-- TASK DATA start --
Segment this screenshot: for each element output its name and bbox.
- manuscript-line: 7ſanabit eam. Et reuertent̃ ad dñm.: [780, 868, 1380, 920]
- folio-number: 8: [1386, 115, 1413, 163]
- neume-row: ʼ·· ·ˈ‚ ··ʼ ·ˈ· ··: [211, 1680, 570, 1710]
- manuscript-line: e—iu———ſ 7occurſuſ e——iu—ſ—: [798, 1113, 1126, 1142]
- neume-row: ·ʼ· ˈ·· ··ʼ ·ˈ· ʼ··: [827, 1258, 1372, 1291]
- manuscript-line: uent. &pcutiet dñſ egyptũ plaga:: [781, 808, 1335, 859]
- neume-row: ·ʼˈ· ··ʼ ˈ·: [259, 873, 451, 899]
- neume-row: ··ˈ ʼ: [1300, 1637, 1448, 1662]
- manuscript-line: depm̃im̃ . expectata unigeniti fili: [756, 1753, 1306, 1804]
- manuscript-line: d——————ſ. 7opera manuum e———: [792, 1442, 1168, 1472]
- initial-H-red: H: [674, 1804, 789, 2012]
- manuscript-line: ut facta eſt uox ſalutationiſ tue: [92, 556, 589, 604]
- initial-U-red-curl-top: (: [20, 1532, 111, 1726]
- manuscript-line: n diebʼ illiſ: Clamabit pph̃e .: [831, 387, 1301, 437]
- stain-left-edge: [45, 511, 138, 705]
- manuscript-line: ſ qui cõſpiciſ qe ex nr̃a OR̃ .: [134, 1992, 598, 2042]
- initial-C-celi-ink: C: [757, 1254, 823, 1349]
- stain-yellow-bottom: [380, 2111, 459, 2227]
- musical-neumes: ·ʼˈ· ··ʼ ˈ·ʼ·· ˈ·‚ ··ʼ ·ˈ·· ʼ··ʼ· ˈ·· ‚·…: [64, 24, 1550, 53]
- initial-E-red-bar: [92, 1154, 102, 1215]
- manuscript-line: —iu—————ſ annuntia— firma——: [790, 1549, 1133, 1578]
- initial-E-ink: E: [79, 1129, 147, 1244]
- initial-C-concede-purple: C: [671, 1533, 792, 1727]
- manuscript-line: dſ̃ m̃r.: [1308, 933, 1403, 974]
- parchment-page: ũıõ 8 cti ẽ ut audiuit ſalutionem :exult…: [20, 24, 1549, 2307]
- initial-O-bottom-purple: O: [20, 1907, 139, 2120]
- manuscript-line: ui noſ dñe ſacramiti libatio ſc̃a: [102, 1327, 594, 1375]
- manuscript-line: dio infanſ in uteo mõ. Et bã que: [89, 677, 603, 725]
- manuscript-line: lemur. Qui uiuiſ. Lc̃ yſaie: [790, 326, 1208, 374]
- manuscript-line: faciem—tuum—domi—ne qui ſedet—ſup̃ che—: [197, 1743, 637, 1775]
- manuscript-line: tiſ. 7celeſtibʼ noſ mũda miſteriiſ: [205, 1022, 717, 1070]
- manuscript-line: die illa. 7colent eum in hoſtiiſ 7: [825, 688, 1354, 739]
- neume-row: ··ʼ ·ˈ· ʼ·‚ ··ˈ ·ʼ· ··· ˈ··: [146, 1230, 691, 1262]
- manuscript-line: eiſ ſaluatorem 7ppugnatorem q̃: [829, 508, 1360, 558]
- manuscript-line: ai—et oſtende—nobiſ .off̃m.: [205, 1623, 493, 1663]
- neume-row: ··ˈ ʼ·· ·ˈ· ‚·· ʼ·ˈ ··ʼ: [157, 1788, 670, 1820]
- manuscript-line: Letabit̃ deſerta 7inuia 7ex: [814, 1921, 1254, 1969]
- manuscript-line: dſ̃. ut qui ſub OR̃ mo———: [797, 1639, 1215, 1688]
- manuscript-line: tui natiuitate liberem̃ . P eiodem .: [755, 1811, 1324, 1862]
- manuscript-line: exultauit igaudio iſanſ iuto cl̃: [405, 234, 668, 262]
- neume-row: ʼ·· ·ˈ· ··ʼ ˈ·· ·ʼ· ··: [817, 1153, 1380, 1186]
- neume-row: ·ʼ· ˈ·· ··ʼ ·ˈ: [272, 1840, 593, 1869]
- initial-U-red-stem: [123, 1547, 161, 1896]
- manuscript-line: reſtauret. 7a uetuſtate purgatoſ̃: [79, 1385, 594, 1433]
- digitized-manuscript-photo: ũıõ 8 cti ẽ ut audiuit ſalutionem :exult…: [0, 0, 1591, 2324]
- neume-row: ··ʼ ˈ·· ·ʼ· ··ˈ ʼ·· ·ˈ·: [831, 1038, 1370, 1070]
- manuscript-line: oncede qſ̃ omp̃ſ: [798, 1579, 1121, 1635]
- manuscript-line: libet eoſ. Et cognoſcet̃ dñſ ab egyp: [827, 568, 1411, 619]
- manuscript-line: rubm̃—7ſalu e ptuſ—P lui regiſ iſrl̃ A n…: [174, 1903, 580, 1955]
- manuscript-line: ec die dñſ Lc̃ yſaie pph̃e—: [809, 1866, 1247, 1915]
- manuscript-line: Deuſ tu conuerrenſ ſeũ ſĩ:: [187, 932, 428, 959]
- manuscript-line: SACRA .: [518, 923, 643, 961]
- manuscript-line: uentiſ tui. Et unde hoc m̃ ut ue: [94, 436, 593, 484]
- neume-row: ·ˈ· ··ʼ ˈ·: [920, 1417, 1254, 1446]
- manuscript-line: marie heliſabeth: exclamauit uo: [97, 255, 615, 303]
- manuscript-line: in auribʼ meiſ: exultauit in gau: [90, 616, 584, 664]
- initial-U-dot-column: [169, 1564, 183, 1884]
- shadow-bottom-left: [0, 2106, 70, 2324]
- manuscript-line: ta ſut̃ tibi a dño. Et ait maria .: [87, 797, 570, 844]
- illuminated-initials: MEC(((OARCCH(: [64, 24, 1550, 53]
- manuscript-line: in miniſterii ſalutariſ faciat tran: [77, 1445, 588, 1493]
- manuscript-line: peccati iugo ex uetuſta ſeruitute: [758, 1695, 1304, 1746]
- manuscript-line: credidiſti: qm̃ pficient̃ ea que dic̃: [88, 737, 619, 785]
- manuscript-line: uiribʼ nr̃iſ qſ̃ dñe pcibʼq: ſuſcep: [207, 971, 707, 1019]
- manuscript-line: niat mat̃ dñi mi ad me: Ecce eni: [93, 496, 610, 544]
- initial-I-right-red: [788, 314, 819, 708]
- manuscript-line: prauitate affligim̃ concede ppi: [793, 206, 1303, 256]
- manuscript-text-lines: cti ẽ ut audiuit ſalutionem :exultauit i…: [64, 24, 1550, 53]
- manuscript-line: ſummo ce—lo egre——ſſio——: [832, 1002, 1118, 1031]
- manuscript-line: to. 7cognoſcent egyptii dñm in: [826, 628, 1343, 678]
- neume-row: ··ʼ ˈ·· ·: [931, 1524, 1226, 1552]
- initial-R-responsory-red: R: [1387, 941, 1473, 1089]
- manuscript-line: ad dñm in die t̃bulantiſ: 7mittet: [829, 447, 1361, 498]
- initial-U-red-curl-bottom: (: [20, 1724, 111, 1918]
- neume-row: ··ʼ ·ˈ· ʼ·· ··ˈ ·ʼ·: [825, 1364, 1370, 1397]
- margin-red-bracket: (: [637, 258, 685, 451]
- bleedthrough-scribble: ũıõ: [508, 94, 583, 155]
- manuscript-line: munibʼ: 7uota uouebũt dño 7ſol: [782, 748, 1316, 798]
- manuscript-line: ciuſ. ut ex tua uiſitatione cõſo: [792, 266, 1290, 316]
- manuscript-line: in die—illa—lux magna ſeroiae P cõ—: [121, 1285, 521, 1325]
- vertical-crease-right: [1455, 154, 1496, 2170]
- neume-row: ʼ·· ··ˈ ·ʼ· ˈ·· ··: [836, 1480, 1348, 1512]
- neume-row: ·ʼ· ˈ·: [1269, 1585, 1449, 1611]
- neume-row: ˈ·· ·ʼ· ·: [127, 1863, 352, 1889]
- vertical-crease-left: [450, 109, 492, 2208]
-- TASK DATA end --
» **YOUR GOAL**: Copy out everything from the start of the material down to the line containing "- manuscript-line: depm̃im̃", both ends included, keeping each line the same as it appears.

» **TASK SOLUTION**:
Segment this screenshot: for each element output its name and bbox.
- manuscript-line: 7ſanabit eam. Et reuertent̃ ad dñm.: [780, 868, 1380, 920]
- folio-number: 8: [1386, 115, 1413, 163]
- neume-row: ʼ·· ·ˈ‚ ··ʼ ·ˈ· ··: [211, 1680, 570, 1710]
- manuscript-line: e—iu———ſ 7occurſuſ e——iu—ſ—: [798, 1113, 1126, 1142]
- neume-row: ·ʼ· ˈ·· ··ʼ ·ˈ· ʼ··: [827, 1258, 1372, 1291]
- manuscript-line: uent. &pcutiet dñſ egyptũ plaga:: [781, 808, 1335, 859]
- neume-row: ·ʼˈ· ··ʼ ˈ·: [259, 873, 451, 899]
- neume-row: ··ˈ ʼ: [1300, 1637, 1448, 1662]
- manuscript-line: depm̃im̃ . expectata unigeniti fili: [756, 1753, 1306, 1804]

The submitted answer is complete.